Task instructions —
Using the entries that follow, collect the lines where the word "Microsoft" appears.

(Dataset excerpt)
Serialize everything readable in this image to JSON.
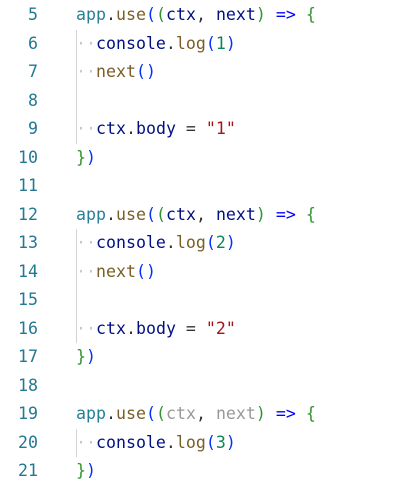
{
  "editor": {
    "lines": [
      {
        "num": "5",
        "tokens": [
          {
            "t": "app",
            "k": "t-app"
          },
          {
            "t": ".",
            "k": "t-punct"
          },
          {
            "t": "use",
            "k": "t-method"
          },
          {
            "t": "(",
            "k": "t-paren1"
          },
          {
            "t": "(",
            "k": "t-paren2"
          },
          {
            "t": "ctx",
            "k": "t-param"
          },
          {
            "t": ", ",
            "k": "t-punct"
          },
          {
            "t": "next",
            "k": "t-param"
          },
          {
            "t": ")",
            "k": "t-paren2"
          },
          {
            "t": " ",
            "k": "t-punct"
          },
          {
            "t": "=>",
            "k": "t-arrow"
          },
          {
            "t": " ",
            "k": "t-punct"
          },
          {
            "t": "{",
            "k": "t-paren2"
          }
        ]
      },
      {
        "num": "6",
        "guide": true,
        "tokens": [
          {
            "t": "··",
            "k": "ws"
          },
          {
            "t": "console",
            "k": "t-var"
          },
          {
            "t": ".",
            "k": "t-punct"
          },
          {
            "t": "log",
            "k": "t-fn"
          },
          {
            "t": "(",
            "k": "t-paren1"
          },
          {
            "t": "1",
            "k": "t-num"
          },
          {
            "t": ")",
            "k": "t-paren1"
          }
        ]
      },
      {
        "num": "7",
        "guide": true,
        "tokens": [
          {
            "t": "··",
            "k": "ws"
          },
          {
            "t": "next",
            "k": "t-fn"
          },
          {
            "t": "()",
            "k": "t-paren1"
          }
        ]
      },
      {
        "num": "8",
        "guide": true,
        "tokens": []
      },
      {
        "num": "9",
        "guide": true,
        "tokens": [
          {
            "t": "··",
            "k": "ws"
          },
          {
            "t": "ctx",
            "k": "t-var"
          },
          {
            "t": ".",
            "k": "t-punct"
          },
          {
            "t": "body",
            "k": "t-var"
          },
          {
            "t": " = ",
            "k": "t-punct"
          },
          {
            "t": "\"1\"",
            "k": "t-str"
          }
        ]
      },
      {
        "num": "10",
        "tokens": [
          {
            "t": "}",
            "k": "t-paren2"
          },
          {
            "t": ")",
            "k": "t-paren1"
          }
        ]
      },
      {
        "num": "11",
        "tokens": []
      },
      {
        "num": "12",
        "tokens": [
          {
            "t": "app",
            "k": "t-app"
          },
          {
            "t": ".",
            "k": "t-punct"
          },
          {
            "t": "use",
            "k": "t-method"
          },
          {
            "t": "(",
            "k": "t-paren1"
          },
          {
            "t": "(",
            "k": "t-paren2"
          },
          {
            "t": "ctx",
            "k": "t-param"
          },
          {
            "t": ", ",
            "k": "t-punct"
          },
          {
            "t": "next",
            "k": "t-param"
          },
          {
            "t": ")",
            "k": "t-paren2"
          },
          {
            "t": " ",
            "k": "t-punct"
          },
          {
            "t": "=>",
            "k": "t-arrow"
          },
          {
            "t": " ",
            "k": "t-punct"
          },
          {
            "t": "{",
            "k": "t-paren2"
          }
        ]
      },
      {
        "num": "13",
        "guide": true,
        "tokens": [
          {
            "t": "··",
            "k": "ws"
          },
          {
            "t": "console",
            "k": "t-var"
          },
          {
            "t": ".",
            "k": "t-punct"
          },
          {
            "t": "log",
            "k": "t-fn"
          },
          {
            "t": "(",
            "k": "t-paren1"
          },
          {
            "t": "2",
            "k": "t-num"
          },
          {
            "t": ")",
            "k": "t-paren1"
          }
        ]
      },
      {
        "num": "14",
        "guide": true,
        "tokens": [
          {
            "t": "··",
            "k": "ws"
          },
          {
            "t": "next",
            "k": "t-fn"
          },
          {
            "t": "()",
            "k": "t-paren1"
          }
        ]
      },
      {
        "num": "15",
        "guide": true,
        "tokens": []
      },
      {
        "num": "16",
        "guide": true,
        "tokens": [
          {
            "t": "··",
            "k": "ws"
          },
          {
            "t": "ctx",
            "k": "t-var"
          },
          {
            "t": ".",
            "k": "t-punct"
          },
          {
            "t": "body",
            "k": "t-var"
          },
          {
            "t": " = ",
            "k": "t-punct"
          },
          {
            "t": "\"2\"",
            "k": "t-str"
          }
        ]
      },
      {
        "num": "17",
        "tokens": [
          {
            "t": "}",
            "k": "t-paren2"
          },
          {
            "t": ")",
            "k": "t-paren1"
          }
        ]
      },
      {
        "num": "18",
        "tokens": []
      },
      {
        "num": "19",
        "tokens": [
          {
            "t": "app",
            "k": "t-app"
          },
          {
            "t": ".",
            "k": "t-punct"
          },
          {
            "t": "use",
            "k": "t-method"
          },
          {
            "t": "(",
            "k": "t-paren1"
          },
          {
            "t": "(",
            "k": "t-paren2"
          },
          {
            "t": "ctx",
            "k": "t-param-dim"
          },
          {
            "t": ", ",
            "k": "t-punct"
          },
          {
            "t": "next",
            "k": "t-param-dim"
          },
          {
            "t": ")",
            "k": "t-paren2"
          },
          {
            "t": " ",
            "k": "t-punct"
          },
          {
            "t": "=>",
            "k": "t-arrow"
          },
          {
            "t": " ",
            "k": "t-punct"
          },
          {
            "t": "{",
            "k": "t-paren2"
          }
        ]
      },
      {
        "num": "20",
        "guide": true,
        "tokens": [
          {
            "t": "··",
            "k": "ws"
          },
          {
            "t": "console",
            "k": "t-var"
          },
          {
            "t": ".",
            "k": "t-punct"
          },
          {
            "t": "log",
            "k": "t-fn"
          },
          {
            "t": "(",
            "k": "t-paren1"
          },
          {
            "t": "3",
            "k": "t-num"
          },
          {
            "t": ")",
            "k": "t-paren1"
          }
        ]
      },
      {
        "num": "21",
        "tokens": [
          {
            "t": "}",
            "k": "t-paren2"
          },
          {
            "t": ")",
            "k": "t-paren1"
          }
        ]
      }
    ]
  },
  "colors": {
    "line_number": "#237893",
    "background": "#ffffff",
    "indent_guide": "#d3d3d3"
  }
}
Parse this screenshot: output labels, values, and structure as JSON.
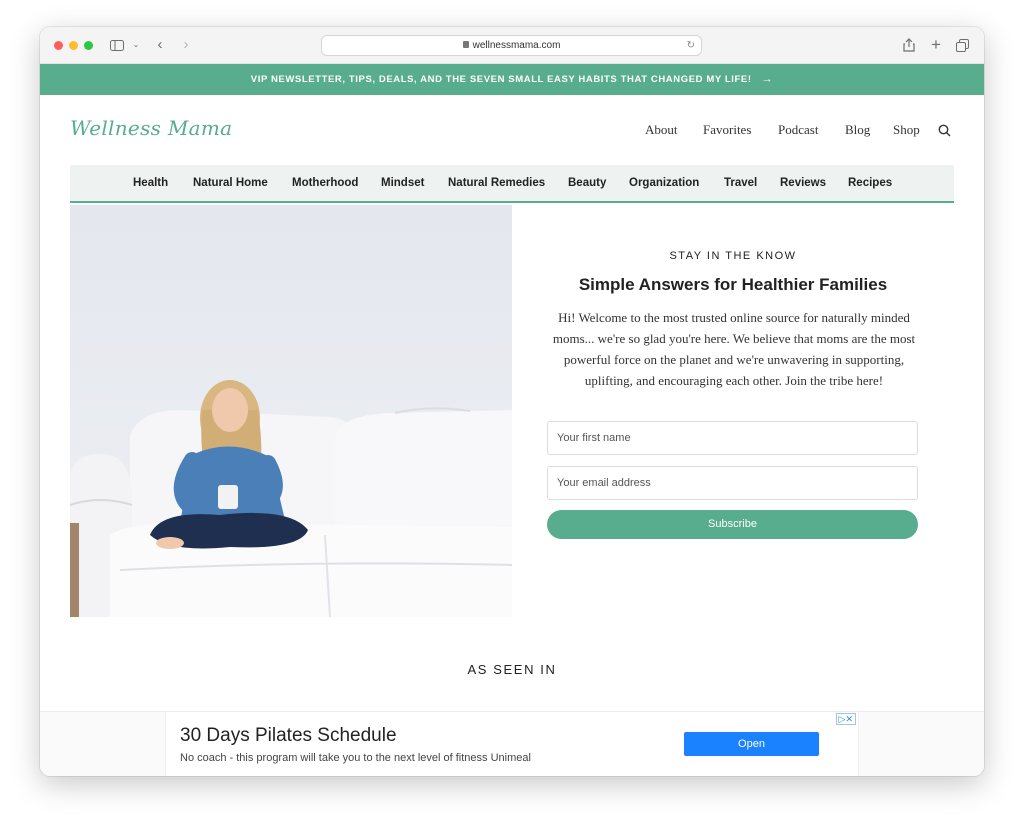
{
  "browser": {
    "url": "wellnessmama.com"
  },
  "announcement": {
    "text": "VIP NEWSLETTER, TIPS, DEALS, AND THE SEVEN SMALL EASY HABITS THAT CHANGED MY LIFE!",
    "arrow": "→"
  },
  "header": {
    "logo": "Wellness Mama",
    "nav": [
      "About",
      "Favorites",
      "Podcast",
      "Blog",
      "Shop"
    ]
  },
  "categories": [
    "Health",
    "Natural Home",
    "Motherhood",
    "Mindset",
    "Natural Remedies",
    "Beauty",
    "Organization",
    "Travel",
    "Reviews",
    "Recipes"
  ],
  "optin": {
    "eyebrow": "STAY IN THE KNOW",
    "headline": "Simple Answers for Healthier Families",
    "intro": "Hi! Welcome to the most trusted online source for naturally minded moms... we're so glad you're here. We believe that moms are the most powerful force on the planet and we're unwavering in supporting, uplifting, and encouraging each other. Join the tribe here!",
    "first_name_placeholder": "Your first name",
    "email_placeholder": "Your email address",
    "subscribe_label": "Subscribe"
  },
  "as_seen_in": "AS SEEN IN",
  "ad": {
    "title": "30 Days Pilates Schedule",
    "description": "No coach - this program will take you to the next level of fitness Unimeal",
    "cta": "Open"
  },
  "colors": {
    "brand_green": "#57ad8e",
    "ad_button": "#1a82ff"
  }
}
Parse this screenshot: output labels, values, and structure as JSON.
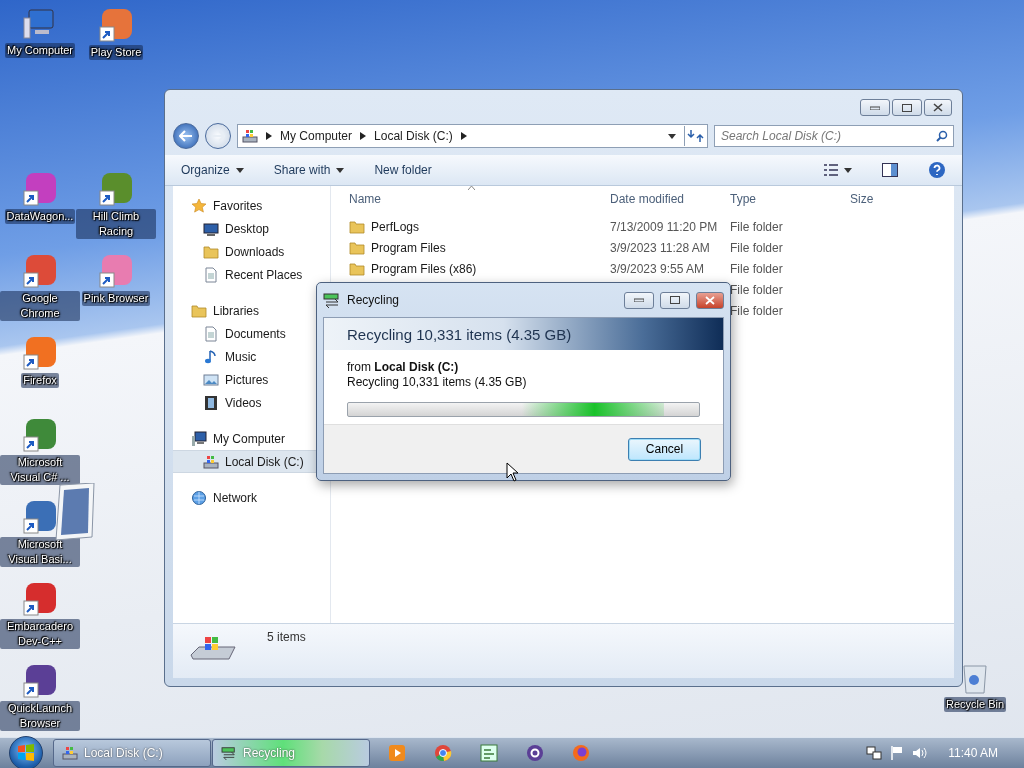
{
  "desktop": {
    "icons": [
      {
        "label": "My Computer",
        "kind": "computer"
      },
      {
        "label": "Play Store",
        "kind": "app"
      },
      {
        "label": "DataWagon...",
        "kind": "app"
      },
      {
        "label": "Hill Climb Racing",
        "kind": "app"
      },
      {
        "label": "Google Chrome",
        "kind": "app"
      },
      {
        "label": "Pink Browser",
        "kind": "app"
      },
      {
        "label": "Firefox",
        "kind": "app"
      },
      {
        "label": "Microsoft Visual C# ...",
        "kind": "app"
      },
      {
        "label": "Microsoft Visual Basi...",
        "kind": "app"
      },
      {
        "label": "Embarcadero Dev-C++",
        "kind": "app"
      },
      {
        "label": "QuickLaunch Browser",
        "kind": "app"
      },
      {
        "label": "Recycle Bin",
        "kind": "bin"
      }
    ]
  },
  "explorer": {
    "breadcrumb": [
      "My Computer",
      "Local Disk (C:)"
    ],
    "search": {
      "placeholder": "Search Local Disk (C:)"
    },
    "toolbar": [
      {
        "label": "Organize",
        "dropdown": true
      },
      {
        "label": "Share with",
        "dropdown": true
      },
      {
        "label": "New folder",
        "dropdown": false
      }
    ],
    "nav": [
      {
        "label": "Favorites",
        "kind": "star",
        "selected": false,
        "children": [
          {
            "label": "Desktop",
            "kind": "desktop",
            "selected": false
          },
          {
            "label": "Downloads",
            "kind": "folder",
            "selected": false
          },
          {
            "label": "Recent Places",
            "kind": "doc",
            "selected": false
          }
        ]
      },
      {
        "label": "Libraries",
        "kind": "folder",
        "selected": false,
        "children": [
          {
            "label": "Documents",
            "kind": "doc",
            "selected": false
          },
          {
            "label": "Music",
            "kind": "music",
            "selected": false
          },
          {
            "label": "Pictures",
            "kind": "picture",
            "selected": false
          },
          {
            "label": "Videos",
            "kind": "film",
            "selected": false
          }
        ]
      },
      {
        "label": "My Computer",
        "kind": "computer",
        "selected": false,
        "children": [
          {
            "label": "Local Disk (C:)",
            "kind": "disk",
            "selected": true
          }
        ]
      },
      {
        "label": "Network",
        "kind": "network",
        "selected": false
      }
    ],
    "columns": [
      "Name",
      "Date modified",
      "Type",
      "Size"
    ],
    "rows": [
      {
        "name": "PerfLogs",
        "date": "7/13/2009 11:20 PM",
        "type": "File folder"
      },
      {
        "name": "Program Files",
        "date": "3/9/2023 11:28 AM",
        "type": "File folder"
      },
      {
        "name": "Program Files (x86)",
        "date": "3/9/2023 9:55 AM",
        "type": "File folder"
      },
      {
        "type": "File folder"
      },
      {
        "type": "File folder"
      }
    ],
    "status": "5 items"
  },
  "dialog": {
    "title": "Recycling",
    "heading": "Recycling 10,331 items (4.35 GB)",
    "from": "from **Local Disk (C:)**",
    "detail": "Recycling 10,331 items (4.35 GB)",
    "button": "Cancel",
    "level": 0.9
  },
  "taskbar": {
    "tasks": [
      {
        "label": "Local Disk (C:)",
        "selected": false
      },
      {
        "label": "Recycling",
        "selected": true
      }
    ],
    "clock": "11:40 AM"
  }
}
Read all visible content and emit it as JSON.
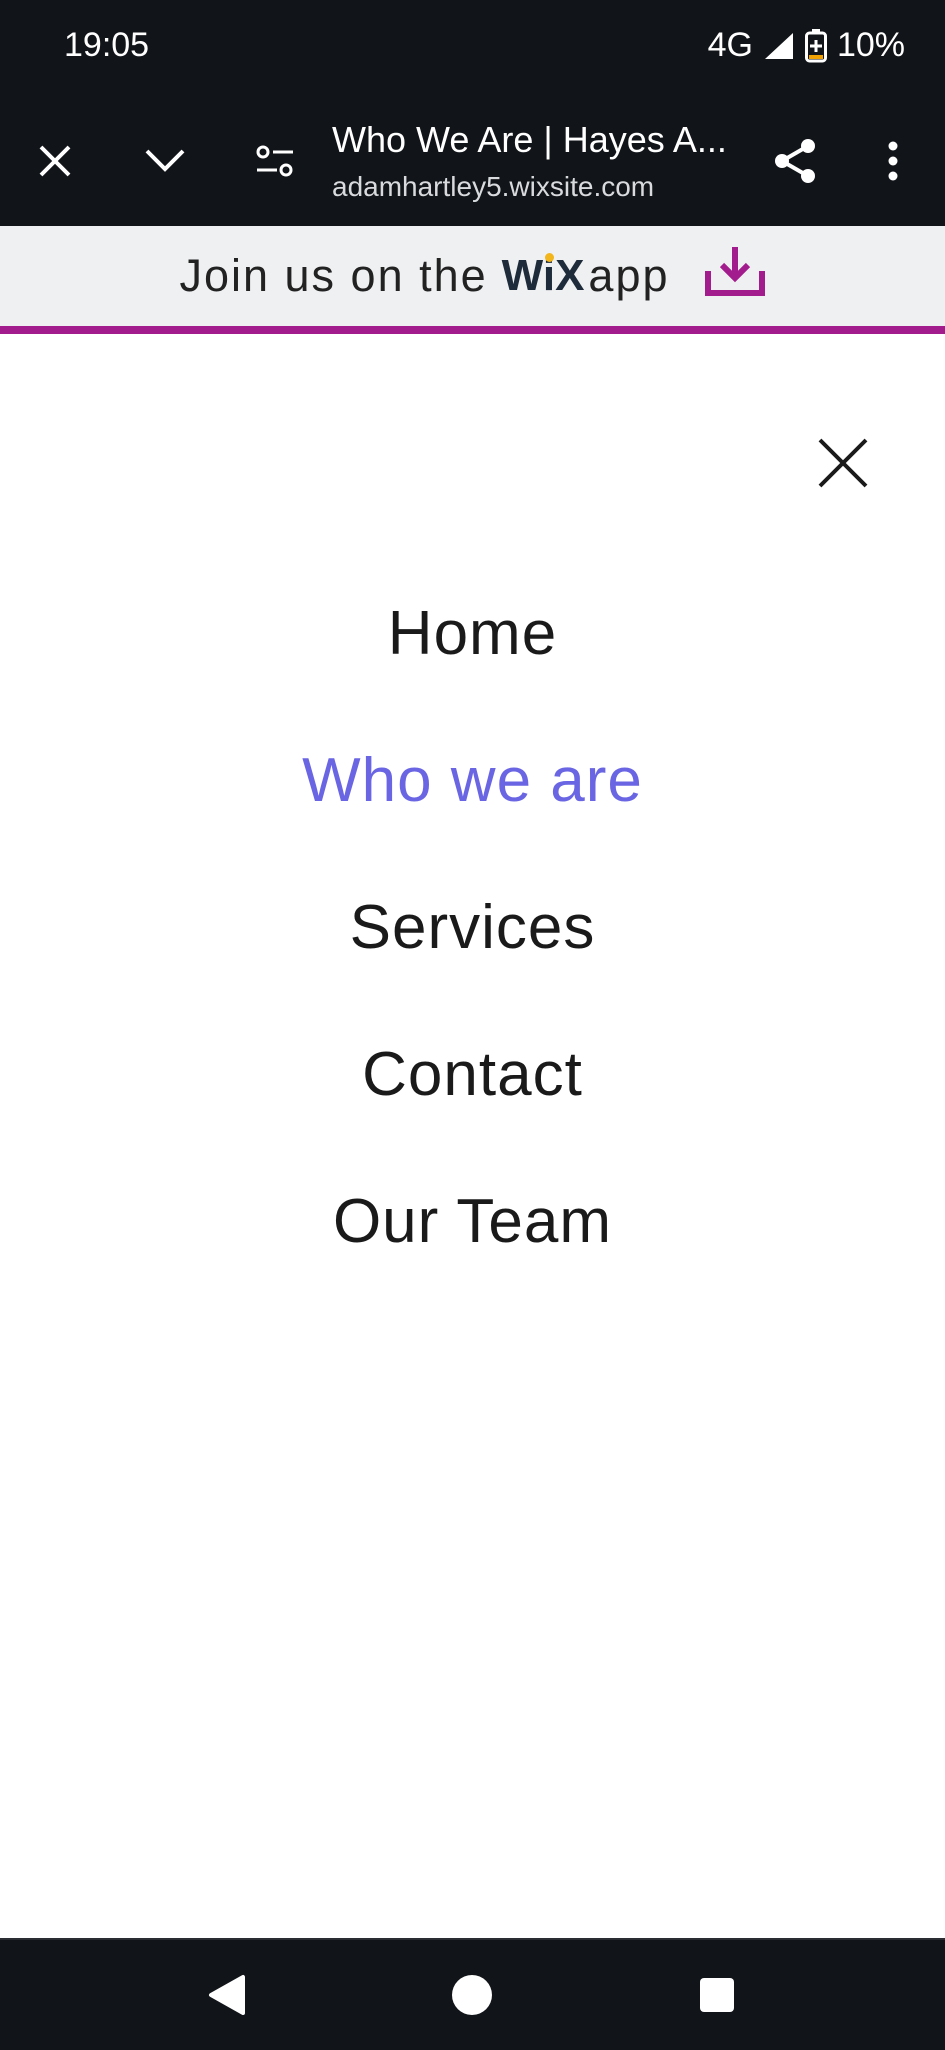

Finished exercise —
        "label": "Microsoft Visual C# ...",
        "label": "Microsoft Visual Basi...",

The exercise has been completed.